## EXCERTO DE TEXTO
────────────────

De forma breve, a China, Índia, Singapura e outros aliados favoritos são menos
influenciados pelos tipos de liberalismo e preocupações humanas que representam
uma ameaça crescente para Israel.
As tendências dos
países em desenvolvimento merecem alguma atenção. Como notado, os EUA estão a
tornar-se cada vez mais isolados nos últimos anos, quando sondagens dirigidas
pelos EUA - não noticiadas nos EUA mas seguramente conhecidas em Washington -
revelaram que a opinião mundial olhava para os EUA como a maior ameaça mundial
à paz, ninguém sequer se aproximava. Sob Obama, os EUA estão agora sozinhos na
abstenção sobre os colonatos israelitas, contra a unanimidade do Conselho de
Segurança da ONU.
Com Trump e os seus
apoiantes de ambos os partidos no Congresso, os EUA ficarão ainda mais isolados
no mundo no apoio aos crimes israelitas. Desde 8 de novembro, os EUA
isolaram-se no assunto ainda mais importante de aquecimento global. Se Trump
cumpre a sua promessa de quebrar o acordo com o Irão, é provável que os outros
participantes persistam, deixando os EUA ainda mais isolados em relação à
Europa.
Os EUA estão
igualmente mais isolados do seu "quintal" da América do Sul do que no
passado, e estarão mais isolados se Trump recuar nos passos de normalização das
relações com Cuba lançado por Obama, passos tomados para evitar a provável
exclusão de todas as organizações do hemisfério por causa do seu assalto
continuado a Cuba, em total isolamento internacional.
O mesmo se passa na
Ásia, onde mesmo aliados próximos dos EUA (exceto o Japão), mesmo o reino
Unido, se juntam ao Banco de Desenvolvimento Asiático de Infraestruturas, com
sede na China, e à Parceria Econômica Regional liderada pela China e, neste
caso, incluindo o Japão. A Organização de Cooperação de Shanghai (OCS) (chinesa
igualmente) incorpora os estados centro-asiáticos, a Sibéria com os seus
recursos, a Índia, o Paquistão e, mais tarde ou mais cedo, o Irão e mesmo a
Turquia. A OCS tem rejeitado os pedidos dos EUA para obter estatuto de
observador e exigiu que os EUA removam todas as suas bases militares da região.

────────────────

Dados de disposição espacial
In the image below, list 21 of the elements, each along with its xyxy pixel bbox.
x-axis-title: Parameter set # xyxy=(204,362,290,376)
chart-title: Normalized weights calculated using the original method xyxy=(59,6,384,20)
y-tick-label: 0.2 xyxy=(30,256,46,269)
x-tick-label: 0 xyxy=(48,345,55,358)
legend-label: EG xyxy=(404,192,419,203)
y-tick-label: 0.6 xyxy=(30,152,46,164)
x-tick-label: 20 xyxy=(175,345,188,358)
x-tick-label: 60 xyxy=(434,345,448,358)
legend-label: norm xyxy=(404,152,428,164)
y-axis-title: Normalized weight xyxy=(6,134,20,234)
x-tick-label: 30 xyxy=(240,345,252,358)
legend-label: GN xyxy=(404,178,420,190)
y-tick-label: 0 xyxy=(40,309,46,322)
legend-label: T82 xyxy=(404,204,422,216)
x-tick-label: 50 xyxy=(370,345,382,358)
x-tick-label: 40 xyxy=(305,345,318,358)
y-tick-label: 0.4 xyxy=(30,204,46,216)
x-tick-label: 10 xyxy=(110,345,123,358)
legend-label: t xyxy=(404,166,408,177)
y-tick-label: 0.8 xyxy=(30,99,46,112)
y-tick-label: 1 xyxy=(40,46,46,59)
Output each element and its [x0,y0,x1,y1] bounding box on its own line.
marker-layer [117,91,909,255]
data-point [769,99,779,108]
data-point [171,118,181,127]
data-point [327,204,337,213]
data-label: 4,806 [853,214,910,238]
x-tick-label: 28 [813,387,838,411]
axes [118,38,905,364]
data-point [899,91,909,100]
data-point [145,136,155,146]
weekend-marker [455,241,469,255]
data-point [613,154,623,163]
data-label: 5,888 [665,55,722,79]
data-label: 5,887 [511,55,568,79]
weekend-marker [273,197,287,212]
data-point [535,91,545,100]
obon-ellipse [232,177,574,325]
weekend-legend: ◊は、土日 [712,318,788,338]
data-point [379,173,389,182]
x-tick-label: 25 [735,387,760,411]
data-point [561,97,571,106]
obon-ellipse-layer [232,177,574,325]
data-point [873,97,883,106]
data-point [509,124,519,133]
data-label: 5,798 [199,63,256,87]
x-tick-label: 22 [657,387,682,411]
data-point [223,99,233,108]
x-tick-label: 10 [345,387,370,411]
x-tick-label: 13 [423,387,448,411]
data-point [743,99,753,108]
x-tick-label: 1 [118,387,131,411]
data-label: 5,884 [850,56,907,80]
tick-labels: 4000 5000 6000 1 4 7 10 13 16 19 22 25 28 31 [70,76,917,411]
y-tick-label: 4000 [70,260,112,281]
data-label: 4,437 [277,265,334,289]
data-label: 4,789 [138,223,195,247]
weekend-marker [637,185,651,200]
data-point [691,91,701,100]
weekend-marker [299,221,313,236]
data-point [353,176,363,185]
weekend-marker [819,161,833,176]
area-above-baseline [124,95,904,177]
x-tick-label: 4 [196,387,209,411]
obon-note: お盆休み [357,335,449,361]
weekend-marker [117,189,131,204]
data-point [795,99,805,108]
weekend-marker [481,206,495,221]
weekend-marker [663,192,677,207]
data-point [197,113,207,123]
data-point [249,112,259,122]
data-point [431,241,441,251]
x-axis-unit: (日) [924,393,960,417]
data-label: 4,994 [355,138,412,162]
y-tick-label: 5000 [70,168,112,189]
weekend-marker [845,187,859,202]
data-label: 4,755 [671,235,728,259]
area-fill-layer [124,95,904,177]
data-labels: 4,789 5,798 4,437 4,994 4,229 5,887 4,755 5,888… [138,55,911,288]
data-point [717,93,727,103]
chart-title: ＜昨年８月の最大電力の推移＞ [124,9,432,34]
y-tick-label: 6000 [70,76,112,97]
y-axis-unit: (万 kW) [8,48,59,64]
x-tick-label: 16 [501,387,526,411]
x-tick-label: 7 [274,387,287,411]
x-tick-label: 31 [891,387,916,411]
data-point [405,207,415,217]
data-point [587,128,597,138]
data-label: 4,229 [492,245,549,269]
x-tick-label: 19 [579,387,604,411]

────────────────

## TAREFAS A REALIZAR
1. No texto sobre o isolamento dos EUA, o que a Organização de Cooperação de Shanghai exigiu aos EUA?
2. Transcreva do texto sobre o isolamento dos EUA o trecho entre "As tendências dos" e "Segurança da ONU.", inclusive.

## RESULTADOS DAS TAREFAS
1. Que os EUA removessem todas as suas bases militares da região.

2.
As tendências dos
países em desenvolvimento merecem alguma atenção. Como notado, os EUA estão a
tornar-se cada vez mais isolados nos últimos anos, quando sondagens dirigidas
pelos EUA - não noticiadas nos EUA mas seguramente conhecidas em Washington -
revelaram que a opinião mundial olhava para os EUA como a maior ameaça mundial
à paz, ninguém sequer se aproximava. Sob Obama, os EUA estão agora sozinhos na
abstenção sobre os colonatos israelitas, contra a unanimidade do Conselho de
Segurança da ONU.